| WHAT IS BEING ASKED |
Extract all records. Keep each one exact.

________

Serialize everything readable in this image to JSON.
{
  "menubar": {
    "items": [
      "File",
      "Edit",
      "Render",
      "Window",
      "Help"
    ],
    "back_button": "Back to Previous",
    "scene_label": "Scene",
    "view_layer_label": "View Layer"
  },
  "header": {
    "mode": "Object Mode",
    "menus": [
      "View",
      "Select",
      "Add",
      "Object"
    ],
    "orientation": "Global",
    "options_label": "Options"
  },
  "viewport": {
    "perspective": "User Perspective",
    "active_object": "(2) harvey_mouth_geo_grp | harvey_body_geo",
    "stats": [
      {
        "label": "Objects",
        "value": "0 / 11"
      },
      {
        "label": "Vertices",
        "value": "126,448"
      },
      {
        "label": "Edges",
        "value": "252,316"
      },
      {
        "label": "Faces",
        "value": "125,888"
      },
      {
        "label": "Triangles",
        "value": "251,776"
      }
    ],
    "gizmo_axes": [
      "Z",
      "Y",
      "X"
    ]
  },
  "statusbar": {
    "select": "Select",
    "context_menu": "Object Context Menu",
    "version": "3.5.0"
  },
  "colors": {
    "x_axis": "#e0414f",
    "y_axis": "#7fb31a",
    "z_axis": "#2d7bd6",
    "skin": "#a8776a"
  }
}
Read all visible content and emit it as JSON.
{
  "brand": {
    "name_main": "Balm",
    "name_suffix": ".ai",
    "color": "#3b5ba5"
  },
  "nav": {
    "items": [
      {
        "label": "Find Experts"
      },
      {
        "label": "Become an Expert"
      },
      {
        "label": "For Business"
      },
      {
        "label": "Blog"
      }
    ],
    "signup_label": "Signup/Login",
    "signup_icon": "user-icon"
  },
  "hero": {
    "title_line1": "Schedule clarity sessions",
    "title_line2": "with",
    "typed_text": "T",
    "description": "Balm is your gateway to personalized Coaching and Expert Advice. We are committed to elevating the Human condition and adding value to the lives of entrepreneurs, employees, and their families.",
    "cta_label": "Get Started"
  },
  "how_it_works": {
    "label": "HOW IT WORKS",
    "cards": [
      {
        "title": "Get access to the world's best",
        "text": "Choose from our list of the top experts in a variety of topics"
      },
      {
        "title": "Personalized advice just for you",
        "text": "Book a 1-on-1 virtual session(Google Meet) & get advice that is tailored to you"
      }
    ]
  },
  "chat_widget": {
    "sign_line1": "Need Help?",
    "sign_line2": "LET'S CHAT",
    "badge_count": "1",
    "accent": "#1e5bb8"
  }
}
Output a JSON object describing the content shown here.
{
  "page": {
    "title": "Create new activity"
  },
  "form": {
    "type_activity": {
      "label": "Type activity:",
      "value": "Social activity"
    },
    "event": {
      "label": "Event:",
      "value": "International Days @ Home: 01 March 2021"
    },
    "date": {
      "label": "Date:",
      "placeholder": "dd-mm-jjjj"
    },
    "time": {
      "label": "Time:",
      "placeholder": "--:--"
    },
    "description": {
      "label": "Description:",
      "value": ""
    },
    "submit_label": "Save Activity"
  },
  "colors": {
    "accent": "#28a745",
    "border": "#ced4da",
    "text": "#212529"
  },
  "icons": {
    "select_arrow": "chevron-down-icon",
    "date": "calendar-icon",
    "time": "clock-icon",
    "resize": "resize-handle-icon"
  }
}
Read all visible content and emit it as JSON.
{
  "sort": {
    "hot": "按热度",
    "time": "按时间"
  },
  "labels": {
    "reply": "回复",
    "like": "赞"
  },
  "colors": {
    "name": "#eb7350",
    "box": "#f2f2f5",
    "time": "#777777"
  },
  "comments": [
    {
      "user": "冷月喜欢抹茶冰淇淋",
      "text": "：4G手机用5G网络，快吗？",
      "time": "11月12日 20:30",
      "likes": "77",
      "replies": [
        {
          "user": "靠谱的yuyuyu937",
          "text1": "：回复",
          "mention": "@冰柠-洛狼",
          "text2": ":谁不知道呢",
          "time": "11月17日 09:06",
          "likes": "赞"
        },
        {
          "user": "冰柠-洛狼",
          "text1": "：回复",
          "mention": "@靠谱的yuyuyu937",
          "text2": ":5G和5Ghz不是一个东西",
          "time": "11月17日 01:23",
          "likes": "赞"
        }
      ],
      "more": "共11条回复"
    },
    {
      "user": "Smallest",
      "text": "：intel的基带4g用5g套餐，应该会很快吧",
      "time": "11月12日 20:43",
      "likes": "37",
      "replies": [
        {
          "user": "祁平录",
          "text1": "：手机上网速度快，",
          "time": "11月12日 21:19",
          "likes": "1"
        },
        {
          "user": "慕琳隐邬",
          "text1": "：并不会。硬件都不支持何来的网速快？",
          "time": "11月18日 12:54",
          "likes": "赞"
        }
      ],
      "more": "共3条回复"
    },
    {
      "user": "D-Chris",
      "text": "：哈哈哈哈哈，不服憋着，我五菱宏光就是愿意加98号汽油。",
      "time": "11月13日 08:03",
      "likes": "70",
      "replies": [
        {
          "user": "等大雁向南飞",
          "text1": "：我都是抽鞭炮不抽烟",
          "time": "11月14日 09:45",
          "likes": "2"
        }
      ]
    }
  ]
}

________

| ANSWER TO THIS TASK |
Serialize everything readable in this image to JSON.
{
  "menubar": {
    "items": [
      "File",
      "Edit",
      "Render",
      "Window",
      "Help"
    ],
    "back_button": "Back to Previous",
    "scene_label": "Scene",
    "view_layer_label": "View Layer"
  },
  "header": {
    "mode": "Object Mode",
    "menus": [
      "View",
      "Select",
      "Add",
      "Object"
    ],
    "orientation": "Global",
    "options_label": "Options"
  },
  "viewport": {
    "perspective": "User Perspective",
    "active_object": "(2) harvey_mouth_geo_grp | harvey_body_geo",
    "stats": [
      {
        "label": "Objects",
        "value": "0 / 11"
      },
      {
        "label": "Vertices",
        "value": "126,448"
      },
      {
        "label": "Edges",
        "value": "252,316"
      },
      {
        "label": "Faces",
        "value": "125,888"
      },
      {
        "label": "Triangles",
        "value": "251,776"
      }
    ],
    "gizmo_axes": [
      "Z",
      "Y",
      "X"
    ]
  },
  "statusbar": {
    "select": "Select",
    "context_menu": "Object Context Menu",
    "version": "3.5.0"
  },
  "colors": {
    "x_axis": "#e0414f",
    "y_axis": "#7fb31a",
    "z_axis": "#2d7bd6",
    "skin": "#a8776a"
  }
}
Read all visible content and emit it as JSON.
{
  "brand": {
    "name_main": "Balm",
    "name_suffix": ".ai",
    "color": "#3b5ba5"
  },
  "nav": {
    "items": [
      {
        "label": "Find Experts"
      },
      {
        "label": "Become an Expert"
      },
      {
        "label": "For Business"
      },
      {
        "label": "Blog"
      }
    ],
    "signup_label": "Signup/Login",
    "signup_icon": "user-icon"
  },
  "hero": {
    "title_line1": "Schedule clarity sessions",
    "title_line2": "with",
    "typed_text": "T",
    "description": "Balm is your gateway to personalized Coaching and Expert Advice. We are committed to elevating the Human condition and adding value to the lives of entrepreneurs, employees, and their families.",
    "cta_label": "Get Started"
  },
  "how_it_works": {
    "label": "HOW IT WORKS",
    "cards": [
      {
        "title": "Get access to the world's best",
        "text": "Choose from our list of the top experts in a variety of topics"
      },
      {
        "title": "Personalized advice just for you",
        "text": "Book a 1-on-1 virtual session(Google Meet) & get advice that is tailored to you"
      }
    ]
  },
  "chat_widget": {
    "sign_line1": "Need Help?",
    "sign_line2": "LET'S CHAT",
    "badge_count": "1",
    "accent": "#1e5bb8"
  }
}
Output a JSON object describing the content shown here.
{
  "page": {
    "title": "Create new activity"
  },
  "form": {
    "type_activity": {
      "label": "Type activity:",
      "value": "Social activity"
    },
    "event": {
      "label": "Event:",
      "value": "International Days @ Home: 01 March 2021"
    },
    "date": {
      "label": "Date:",
      "placeholder": "dd-mm-jjjj"
    },
    "time": {
      "label": "Time:",
      "placeholder": "--:--"
    },
    "description": {
      "label": "Description:",
      "value": ""
    },
    "submit_label": "Save Activity"
  },
  "colors": {
    "accent": "#28a745",
    "border": "#ced4da",
    "text": "#212529"
  },
  "icons": {
    "select_arrow": "chevron-down-icon",
    "date": "calendar-icon",
    "time": "clock-icon",
    "resize": "resize-handle-icon"
  }
}
Read all visible content and emit it as JSON.
{
  "sort": {
    "hot": "按热度",
    "time": "按时间"
  },
  "labels": {
    "reply": "回复",
    "like": "赞"
  },
  "colors": {
    "name": "#eb7350",
    "box": "#f2f2f5",
    "time": "#777777"
  },
  "comments": [
    {
      "user": "冷月喜欢抹茶冰淇淋",
      "text": "：4G手机用5G网络，快吗？",
      "time": "11月12日 20:30",
      "likes": "77",
      "replies": [
        {
          "user": "靠谱的yuyuyu937",
          "text1": "：回复",
          "mention": "@冰柠-洛狼",
          "text2": ":谁不知道呢",
          "time": "11月17日 09:06",
          "likes": "赞"
        },
        {
          "user": "冰柠-洛狼",
          "text1": "：回复",
          "mention": "@靠谱的yuyuyu937",
          "text2": ":5G和5Ghz不是一个东西",
          "time": "11月17日 01:23",
          "likes": "赞"
        }
      ],
      "more": "共11条回复"
    },
    {
      "user": "Smallest",
      "text": "：intel的基带4g用5g套餐，应该会很快吧",
      "time": "11月12日 20:43",
      "likes": "37",
      "replies": [
        {
          "user": "祁平录",
          "text1": "：手机上网速度快，",
          "time": "11月12日 21:19",
          "likes": "1"
        },
        {
          "user": "慕琳隐邬",
          "text1": "：并不会。硬件都不支持何来的网速快？",
          "time": "11月18日 12:54",
          "likes": "赞"
        }
      ],
      "more": "共3条回复"
    },
    {
      "user": "D-Chris",
      "text": "：哈哈哈哈哈，不服憋着，我五菱宏光就是愿意加98号汽油。",
      "time": "11月13日 08:03",
      "likes": "70",
      "replies": [
        {
          "user": "等大雁向南飞",
          "text1": "：我都是抽鞭炮不抽烟",
          "time": "11月14日 09:45",
          "likes": "2"
        }
      ]
    }
  ]
}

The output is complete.